── Provided passage
* IN THE HIGH COURT OF DELHI AT NEW DELHI
+ ITA 987/2007
C.I.T ..... Appellant
Through: Ms. Prem Lata Bansal with
Mr. M.P. Gupta, Mr. Sanjeev
Rajpal & Ms. Anshul Sharma,
Advs.
versus
D.C.M. LTD. ..... Respondents
Through: Mr.S.K. Aggarwal, Adv.
.
CORAM:
HON'BLE MR. JUSTICE VIKRAMAJIT SEN
HON'BLE MR. JUSTICE RAJIV SHAKDHER
ORDER
% 13.1.2009
We have heard arguments of learned counsel for the parties
in some detail.
On behalf of the Revenue Ms. Prem Lata Bansal presses that
several questions of law arise which warrant a consideration of the
present Appeal. The Revenue in its Appeal has thus proposed the
following questions of law:-
(i) Whether ITAT was correct in law in allowing
deduction of Rs 8,71,20,781/- to the assessee being
retrenchment compensation paid by the assessee to
the employees of DCM? Unit situated at Bara Hindu
Rao on its closure on 01.04.1989?
────
# [The tasks]
1 - Translate this sentence from the court order into Spanish: "We have heard arguments of learned counsel for the parties in some detail."
2 - Pick up the court order at the point where it stops and carry it on.
The rows are not needed for anything here.
── Data listing
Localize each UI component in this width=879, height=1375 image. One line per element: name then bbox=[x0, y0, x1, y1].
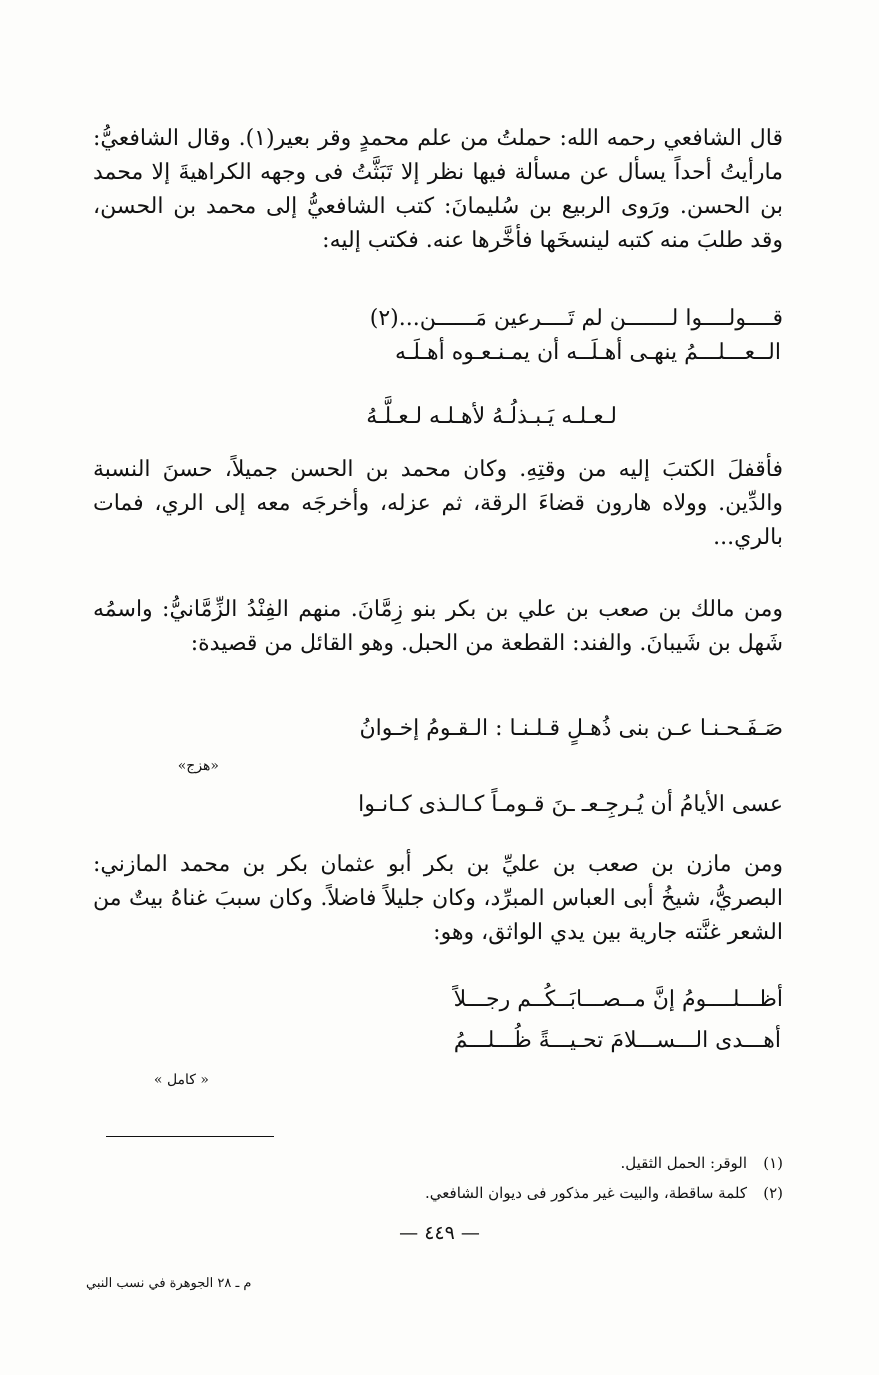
paragraph-4: ومن مازن بن صعب بن عليِّ بن بكر أبو عثمان بكر بن محمد المازني: البصريُّ، شيخُ أبى العباس المبرِّد، وكان جليلاً فاضلاً. وكان سببَ غناهُ بيتٌ من الشعر غنَّته جارية بين يدي الواثق، وهو: bbox=[93, 852, 783, 945]
verse-3-line-2: أهـــدى الـــســـلامَ تحـيـــةً ظُـــلـــمُ bbox=[453, 1028, 781, 1053]
footnote-divider bbox=[106, 1136, 274, 1137]
verse-3-line-1: أظـــلــــومُ إنَّ مــصـــابَــكُــم رجـــلاً bbox=[453, 987, 783, 1012]
verse-1-line-3: لـعـلـه يَـبـذلُـهُ لأهـلـه لـعـلَّـهُ bbox=[366, 404, 617, 429]
meter-label-hazaj: «هزج» bbox=[177, 758, 219, 774]
footnote-2-number: (٢) bbox=[763, 1184, 783, 1202]
footnote-2 bbox=[425, 1182, 783, 1204]
page-number: — ٤٤٩ — bbox=[399, 1222, 480, 1244]
signature-line: م ـ ٢٨ الجوهرة في نسب النبي bbox=[86, 1276, 252, 1291]
verse-2-line-1: صَـفَـحـنـا عـن بنى ذُهـلٍ قـلـنـا : الـقـومُ إخـوانُ bbox=[359, 716, 783, 741]
paragraph-2: فأقفلَ الكتبَ إليه من وقتِهِ. وكان محمد بن الحسن جميلاً، حسنَ النسبة والدِّين. وولاه هارون قضاءَ الرقة، ثم عزله، وأخرجَه معه إلى الري، فمات بالري... bbox=[93, 457, 783, 550]
verse-2-line-2: عسى الأيامُ أن يُـرجِـعـ ـنَ قـومـاً كـالـذى كـانـوا bbox=[358, 792, 783, 817]
footnote-1-number: (١) bbox=[763, 1154, 783, 1172]
paragraph-1: قال الشافعي رحمه الله: حملتُ من علم محمدٍ وقر بعير(١). وقال الشافعيُّ: مارأيتُ أحداً يسأل عن مسألة فيها نظر إلا تَبَثَّتُ فى وجهه الكراهيةَ إلا محمد بن الحسن. ورَوى الربيع بن سُليمانَ: كتب الشافعيُّ إلى محمد بن الحسن، وقد طلبَ منه كتبه لينسخَها فأخَّرها عنه. فكتب إليه: bbox=[93, 126, 783, 253]
footnote-1 bbox=[621, 1152, 783, 1174]
verse-1-line-2: الــعـــلـــمُ ينهـى أهـلَــه أن يمـنـعـوه أهـلَـه bbox=[395, 340, 781, 365]
meter-label-kamil: « كامل » bbox=[153, 1072, 209, 1088]
footnote-1-text: الوقر: الحمل الثقيل. bbox=[620, 1154, 747, 1172]
footnote-2-text: كلمة ساقطة، والبيت غير مذكور فى ديوان الشافعي. bbox=[425, 1184, 747, 1202]
paragraph-3: ومن مالك بن صعب بن علي بن بكر بنو زِمَّانَ. منهم الفِنْدُ الزِّمَّانيُّ: واسمُه شَهل بن شَيبانَ. والفند: القطعة من الحبل. وهو القائل من قصيدة: bbox=[93, 597, 783, 656]
verse-1-line-1: قــــولــــوا لـــــــن لم تَــــرعين مَــــــن...(٢) bbox=[369, 306, 783, 331]
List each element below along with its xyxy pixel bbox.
────
# [Answers given]
1 - Hemos escuchado con cierto detalle los argumentos de los doctos abogados de las partes.

2 -
(ii) Whether ITAT was correct in law in allowing the
deduction of retrenchment compensation, which was
incurred by the assessee not for the purposes of
carrying on of the business but on the closure of its
business on 01.04.1989?
(iii) Whether ITAT was correct in law in allowing
deduction of Rs 1,86,69,703/- to the assessee being
interest paid on money borrowed for the purposes of
making payment of retrenchment compensation and
PF to the employees of DCM Unit on its closure?
(iv) Whether ITAT was correct in law in allowing a sum of
Rs 3,57,700/- to the assessee being legal expenses
incurred on account of closure of DCM Unit?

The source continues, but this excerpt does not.